▶ **EXERCISE DESCRIPTION**:
Retype each line of the material exactly, please, skipping any picture in it.

— Start INFORMATION PROVIDED —

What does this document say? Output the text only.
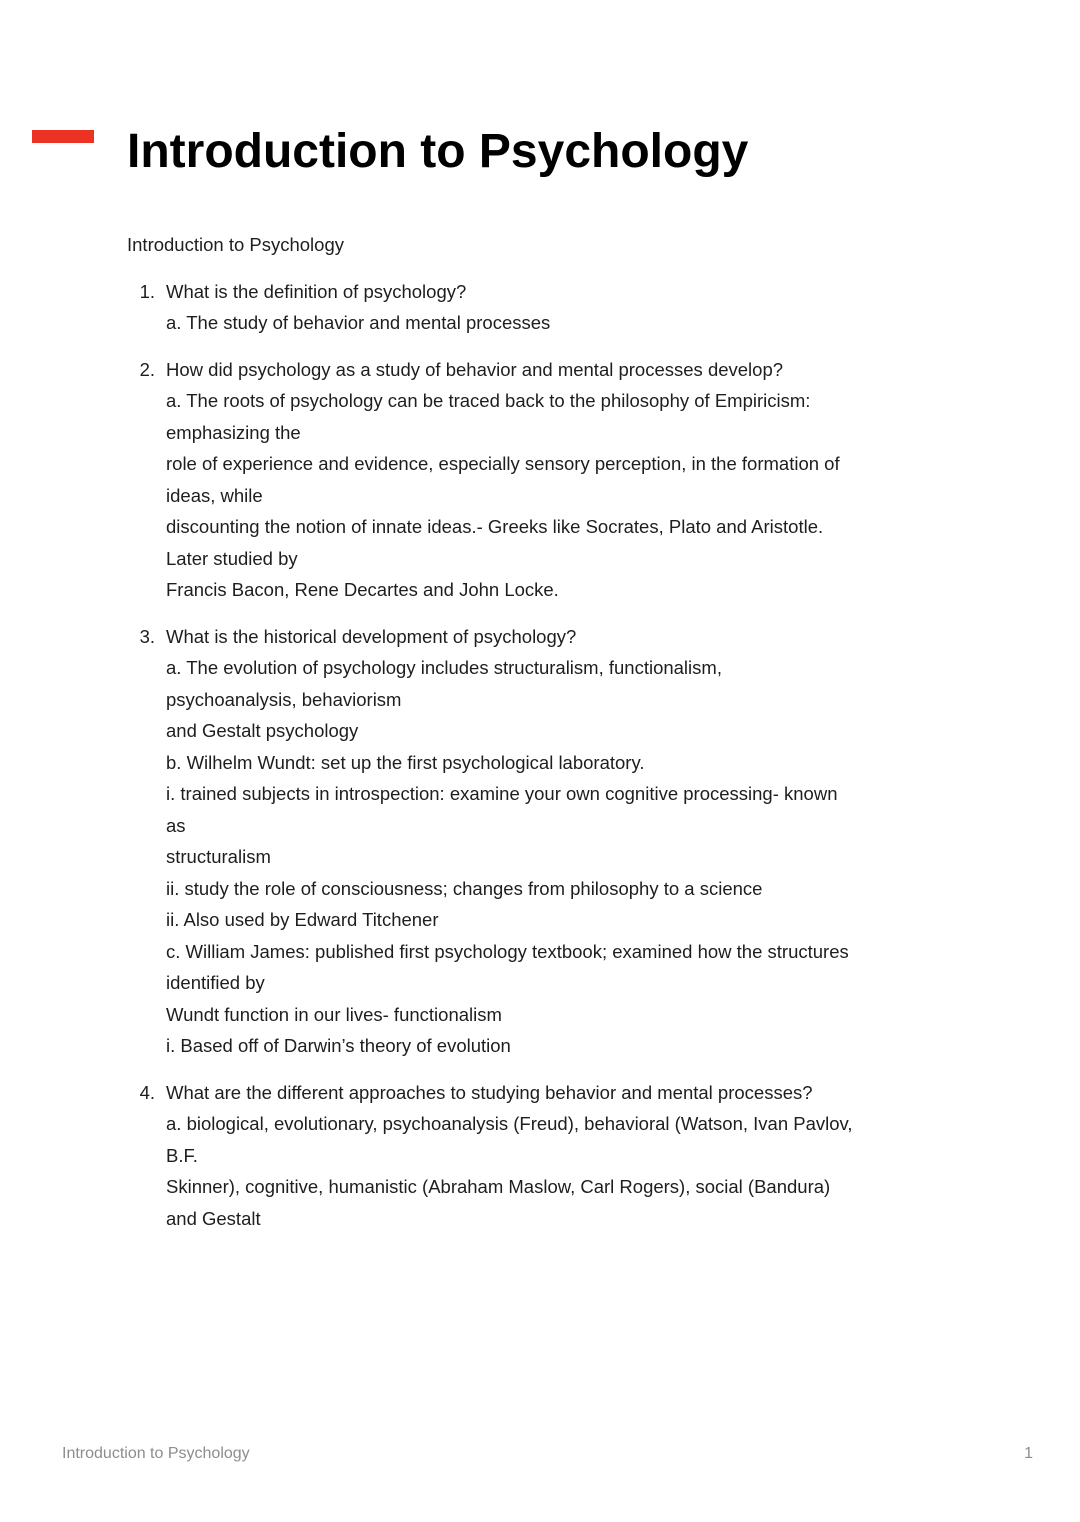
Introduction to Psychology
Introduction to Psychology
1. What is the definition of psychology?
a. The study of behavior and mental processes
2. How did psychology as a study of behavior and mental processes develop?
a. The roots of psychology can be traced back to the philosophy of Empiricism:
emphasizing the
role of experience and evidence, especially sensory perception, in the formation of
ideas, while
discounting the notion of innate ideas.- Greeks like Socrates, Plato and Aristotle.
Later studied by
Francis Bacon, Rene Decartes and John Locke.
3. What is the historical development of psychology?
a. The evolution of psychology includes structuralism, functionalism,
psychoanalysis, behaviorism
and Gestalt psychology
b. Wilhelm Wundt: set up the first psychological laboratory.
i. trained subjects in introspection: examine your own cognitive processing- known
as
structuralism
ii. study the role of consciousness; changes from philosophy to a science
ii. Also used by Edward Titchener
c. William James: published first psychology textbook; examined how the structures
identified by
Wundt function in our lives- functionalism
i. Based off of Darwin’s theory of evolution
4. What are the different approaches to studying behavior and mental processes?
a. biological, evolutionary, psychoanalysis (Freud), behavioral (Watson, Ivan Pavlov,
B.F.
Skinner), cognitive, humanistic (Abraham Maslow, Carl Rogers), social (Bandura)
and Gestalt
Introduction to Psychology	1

— End INFORMATION PROVIDED —

▶ **THE SOLUTION**:
What does this document say? Output the text only.
Introduction to Psychology
Introduction to Psychology
1. What is the definition of psychology?
a. The study of behavior and mental processes
2. How did psychology as a study of behavior and mental processes develop?
a. The roots of psychology can be traced back to the philosophy of Empiricism:
emphasizing the
role of experience and evidence, especially sensory perception, in the formation of
ideas, while
discounting the notion of innate ideas.- Greeks like Socrates, Plato and Aristotle.
Later studied by
Francis Bacon, Rene Decartes and John Locke.
3. What is the historical development of psychology?
a. The evolution of psychology includes structuralism, functionalism,
psychoanalysis, behaviorism
and Gestalt psychology
b. Wilhelm Wundt: set up the first psychological laboratory.
i. trained subjects in introspection: examine your own cognitive processing- known
as
structuralism
ii. study the role of consciousness; changes from philosophy to a science
ii. Also used by Edward Titchener
c. William James: published first psychology textbook; examined how the structures
identified by
Wundt function in our lives- functionalism
i. Based off of Darwin’s theory of evolution
4. What are the different approaches to studying behavior and mental processes?
a. biological, evolutionary, psychoanalysis (Freud), behavioral (Watson, Ivan Pavlov,
B.F.
Skinner), cognitive, humanistic (Abraham Maslow, Carl Rogers), social (Bandura)
and Gestalt
Introduction to Psychology	1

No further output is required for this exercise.